Excerpted records>

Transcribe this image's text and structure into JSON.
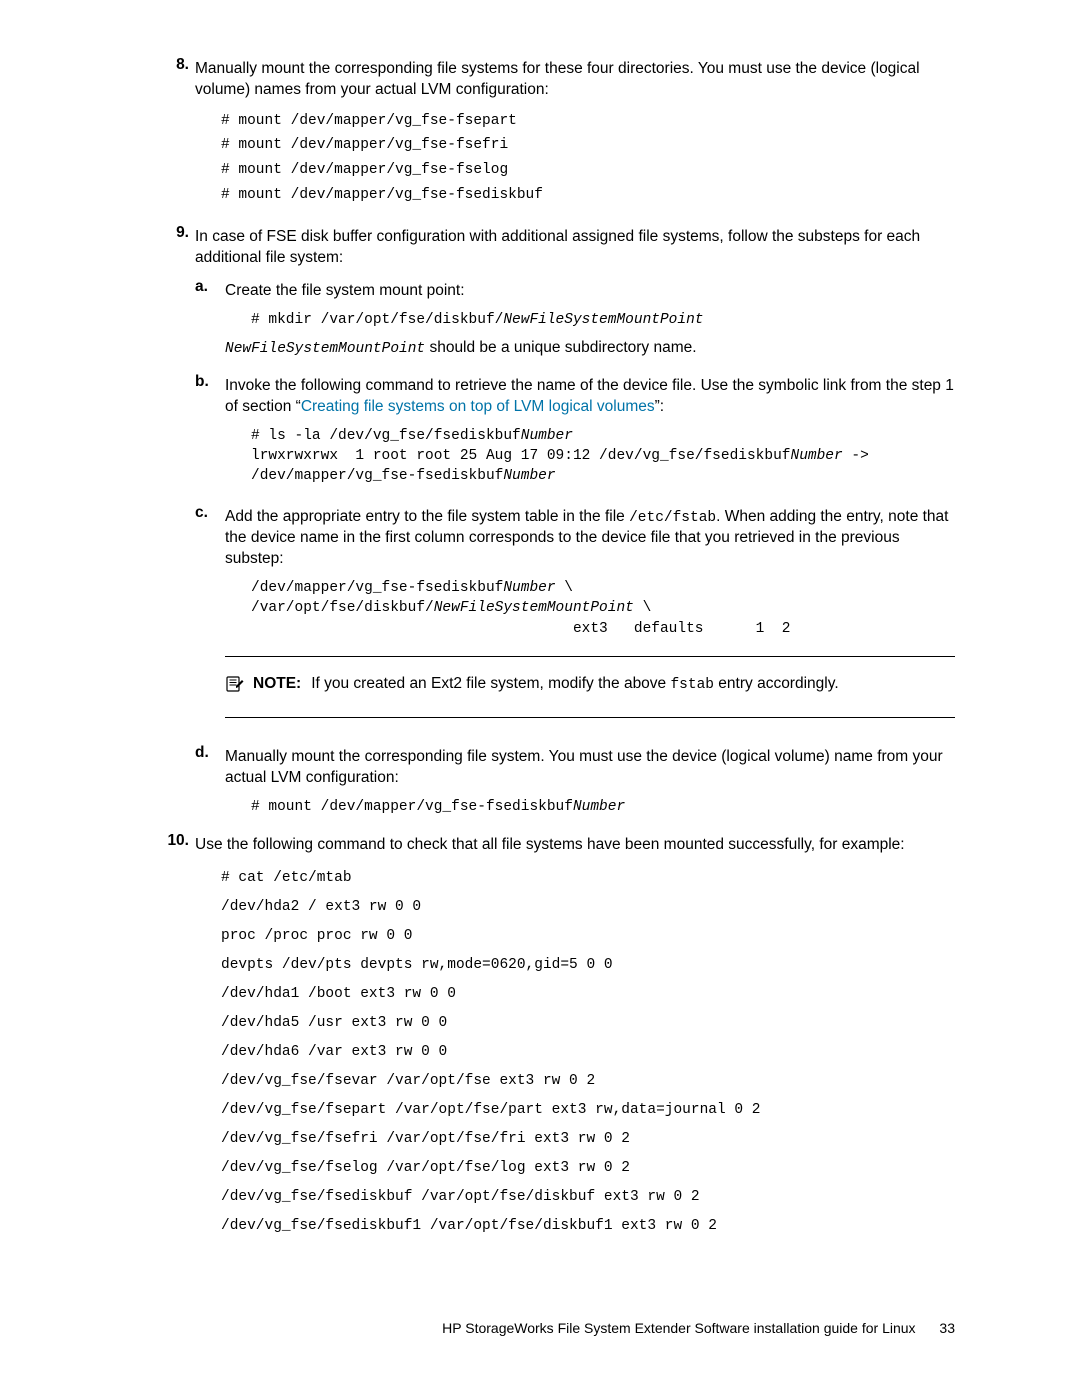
{
  "step8": {
    "num": "8.",
    "text": "Manually mount the corresponding file systems for these four directories. You must use the device (logical volume) names from your actual LVM configuration:",
    "code": "# mount /dev/mapper/vg_fse-fsepart\n# mount /dev/mapper/vg_fse-fsefri\n# mount /dev/mapper/vg_fse-fselog\n# mount /dev/mapper/vg_fse-fsediskbuf"
  },
  "step9": {
    "num": "9.",
    "text": "In case of FSE disk buffer configuration with additional assigned file systems, follow the substeps for each additional file system:",
    "a": {
      "num": "a.",
      "text": "Create the file system mount point:",
      "code_prefix": "# mkdir /var/opt/fse/diskbuf/",
      "code_italic": "NewFileSystemMountPoint",
      "after_italic": "NewFileSystemMountPoint",
      "after_text": " should be a unique subdirectory name."
    },
    "b": {
      "num": "b.",
      "text_pre": "Invoke the following command to retrieve the name of the device file. Use the symbolic link from the step 1 of section “",
      "link": "Creating file systems on top of LVM logical volumes",
      "text_post": "”:",
      "code1_prefix": "# ls -la /dev/vg_fse/fsediskbuf",
      "code1_it": "Number",
      "code2_p1": "lrwxrwxrwx  1 root root 25 Aug 17 09:12 /dev/vg_fse/fsediskbuf",
      "code2_it1": "Number",
      "code2_p2": " ->",
      "code3_p1": "/dev/mapper/vg_fse-fsediskbuf",
      "code3_it1": "Number"
    },
    "c": {
      "num": "c.",
      "t1": "Add the appropriate entry to the file system table in the file ",
      "m1": "/etc/fstab",
      "t2": ". When adding the entry, note that the device name in the first column corresponds to the device file that you retrieved in the previous substep:",
      "cl1a": "/dev/mapper/vg_fse-fsediskbuf",
      "cl1i": "Number",
      "cl1b": " \\",
      "cl2a": "/var/opt/fse/diskbuf/",
      "cl2i": "NewFileSystemMountPoint",
      "cl2b": " \\",
      "cl3": "                                     ext3   defaults      1  2"
    },
    "note": {
      "label": "NOTE:",
      "t1": "If you created an Ext2 file system, modify the above ",
      "m1": "fstab",
      "t2": " entry accordingly."
    },
    "d": {
      "num": "d.",
      "text": "Manually mount the corresponding file system. You must use the device (logical volume) name from your actual LVM configuration:",
      "code_prefix": "# mount /dev/mapper/vg_fse-fsediskbuf",
      "code_italic": "Number"
    }
  },
  "step10": {
    "num": "10.",
    "text": "Use the following command to check that all file systems have been mounted successfully, for example:",
    "code": "# cat /etc/mtab\n/dev/hda2 / ext3 rw 0 0\nproc /proc proc rw 0 0\ndevpts /dev/pts devpts rw,mode=0620,gid=5 0 0\n/dev/hda1 /boot ext3 rw 0 0\n/dev/hda5 /usr ext3 rw 0 0\n/dev/hda6 /var ext3 rw 0 0\n/dev/vg_fse/fsevar /var/opt/fse ext3 rw 0 2\n/dev/vg_fse/fsepart /var/opt/fse/part ext3 rw,data=journal 0 2\n/dev/vg_fse/fsefri /var/opt/fse/fri ext3 rw 0 2\n/dev/vg_fse/fselog /var/opt/fse/log ext3 rw 0 2\n/dev/vg_fse/fsediskbuf /var/opt/fse/diskbuf ext3 rw 0 2\n/dev/vg_fse/fsediskbuf1 /var/opt/fse/diskbuf1 ext3 rw 0 2"
  },
  "footer": {
    "title": "HP StorageWorks File System Extender Software installation guide for Linux",
    "page": "33"
  }
}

The exercise> Identify lines with the string "from". Copy each one.

Answer to this problem>
    "text": "Manually mount the corresponding file systems for these four directories. You must use the device (logical volume) names from your actual LVM configuration:",
      "text_pre": "Invoke the following command to retrieve the name of the device file. Use the symbolic link from the step 1 of section “",
      "text": "Manually mount the corresponding file system. You must use the device (logical volume) name from your actual LVM configuration:",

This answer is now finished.